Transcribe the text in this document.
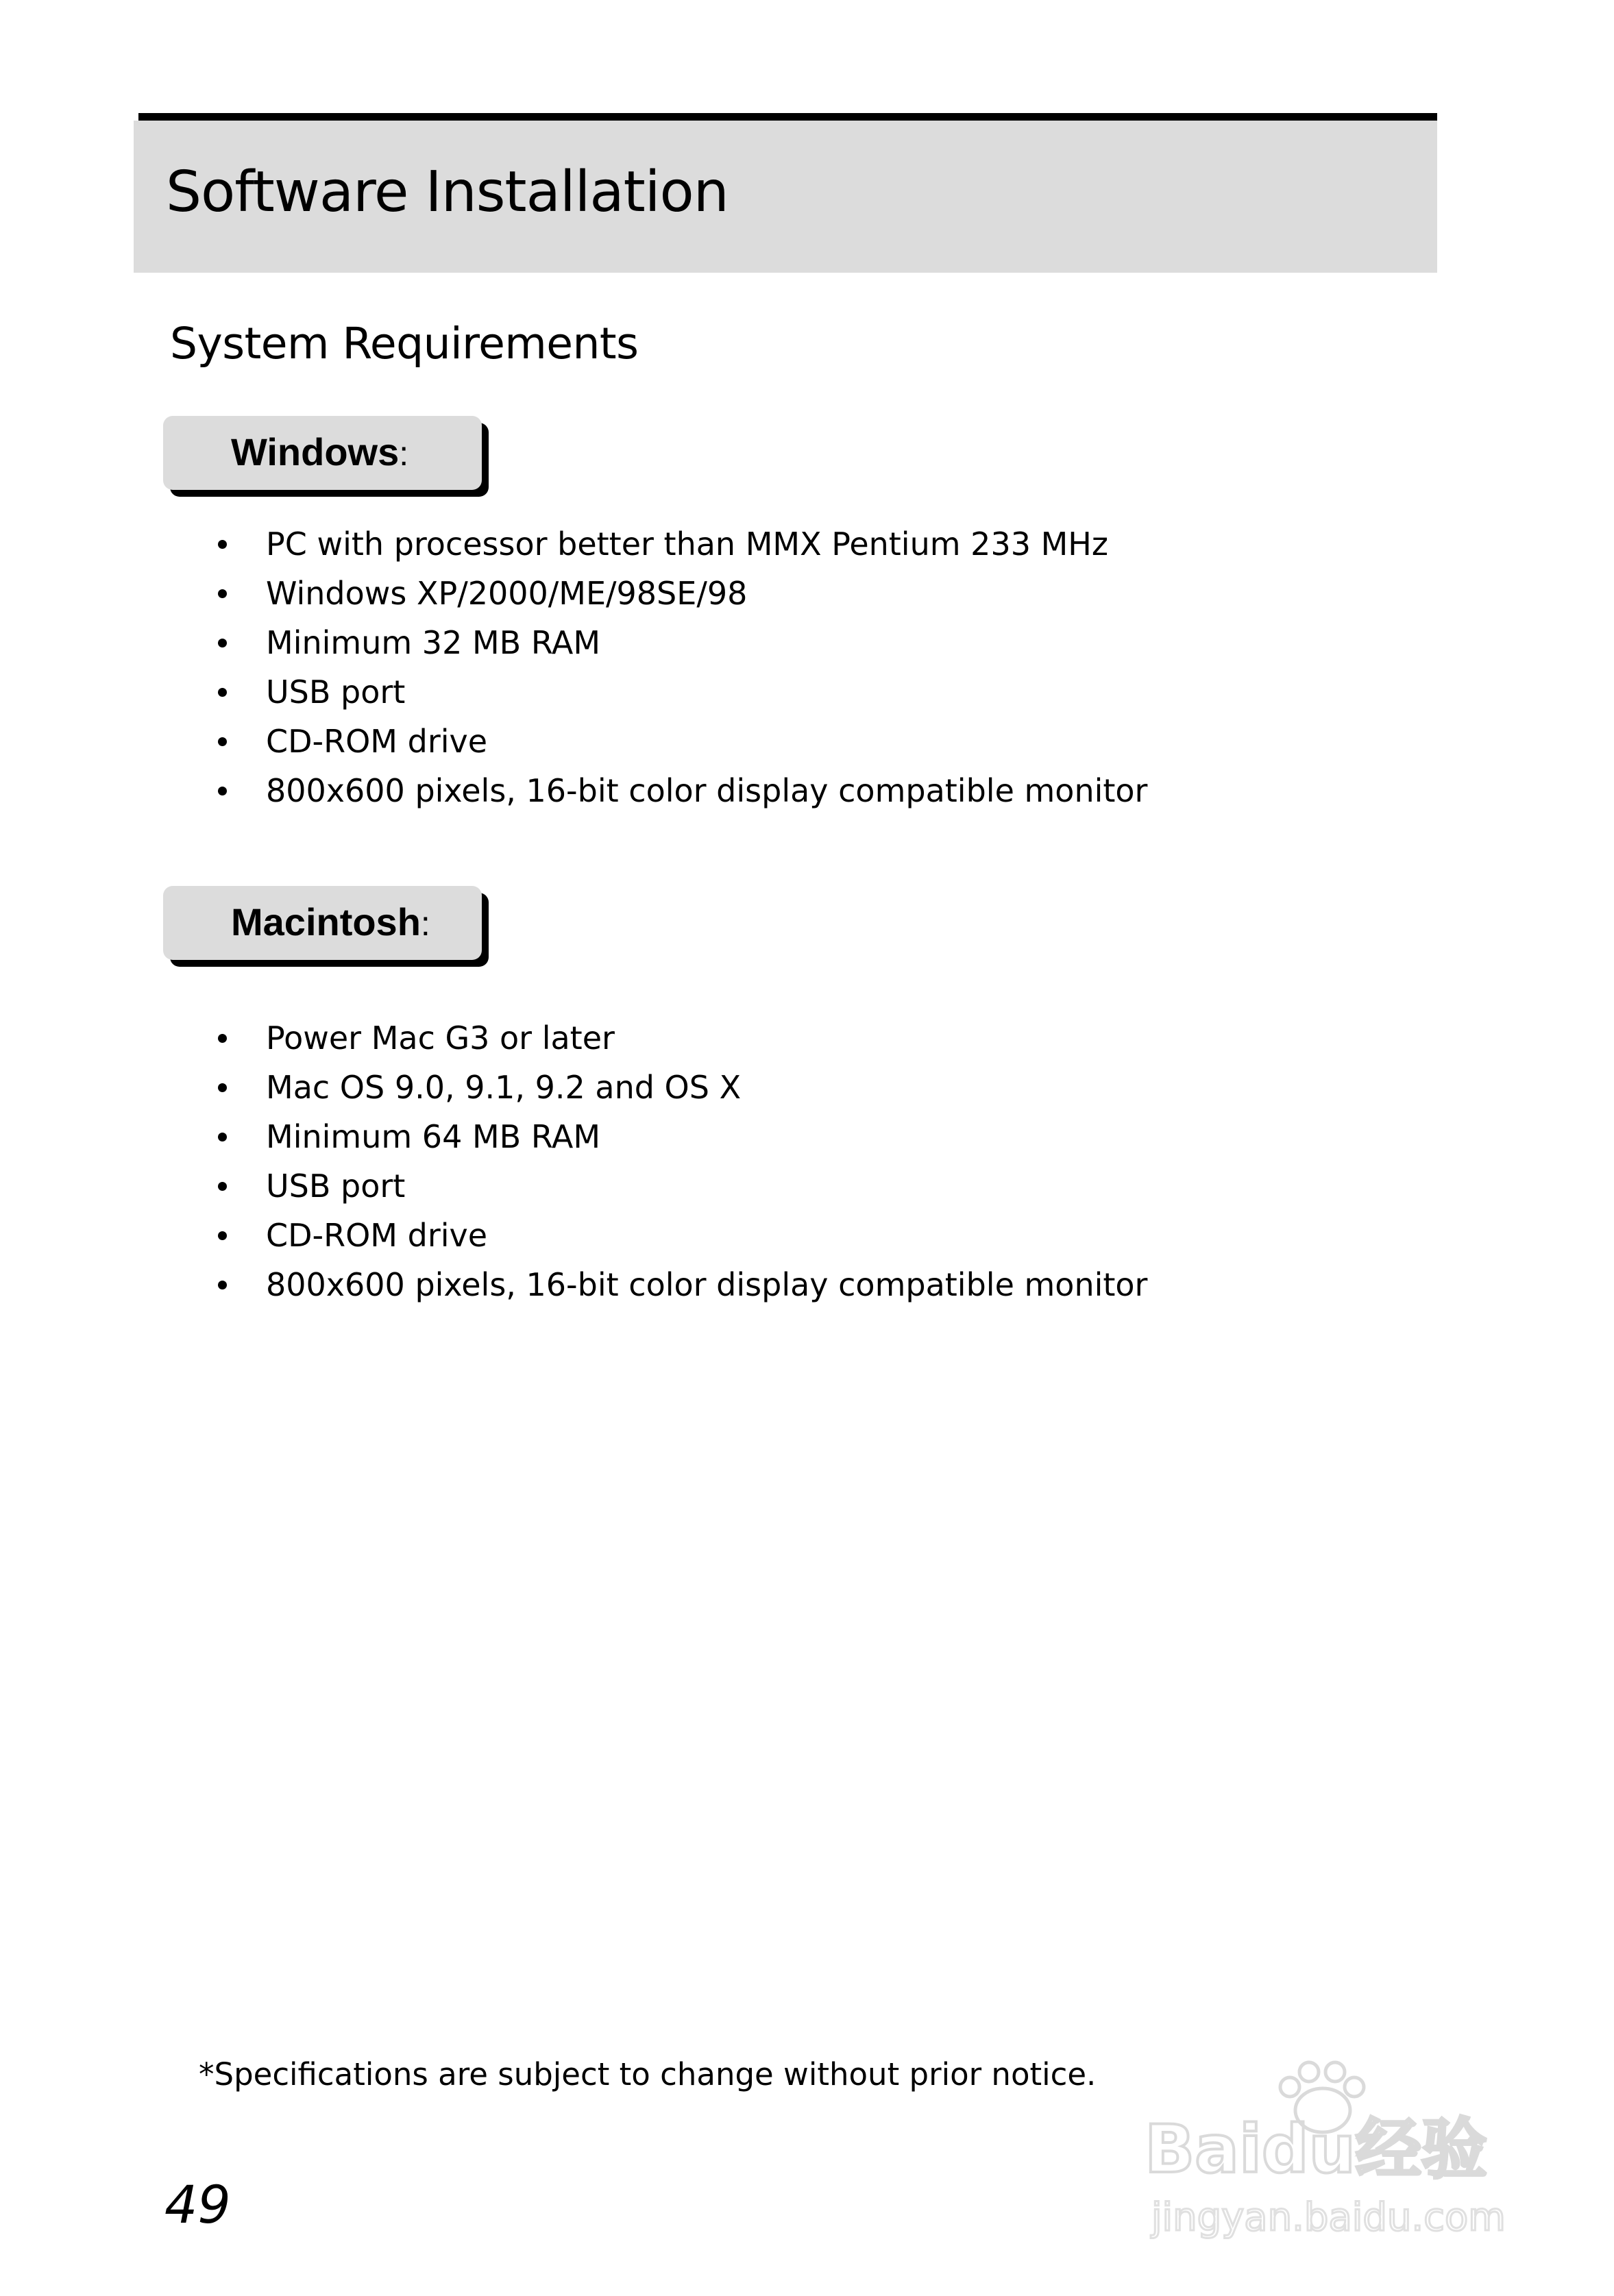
Software Installation
System Requirements
Windows:
PC with processor better than MMX Pentium 233 MHz
Windows XP/2000/ME/98SE/98
Minimum 32 MB RAM
USB port
CD-ROM drive
800x600 pixels, 16-bit color display compatible monitor
Macintosh:
Power Mac G3 or later
Mac OS 9.0, 9.1, 9.2 and OS X
Minimum 64 MB RAM
USB port
CD-ROM drive
800x600 pixels, 16-bit color display compatible monitor
*Specifications are subject to change without prior notice.
49
Baidu经验
jingyan.baidu.com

************

SET EXERCISE>
Leave the pictures out and reproduce all of the records exactly.

RESULT BELOW>
Transcribe the text in this document.
Software Installation
System Requirements
Windows:
PC with processor better than MMX Pentium 233 MHz
Windows XP/2000/ME/98SE/98
Minimum 32 MB RAM
USB port
CD-ROM drive
800x600 pixels, 16-bit color display compatible monitor
Macintosh:
Power Mac G3 or later
Mac OS 9.0, 9.1, 9.2 and OS X
Minimum 64 MB RAM
USB port
CD-ROM drive
800x600 pixels, 16-bit color display compatible monitor
*Specifications are subject to change without prior notice.
49
Baidu经验
jingyan.baidu.com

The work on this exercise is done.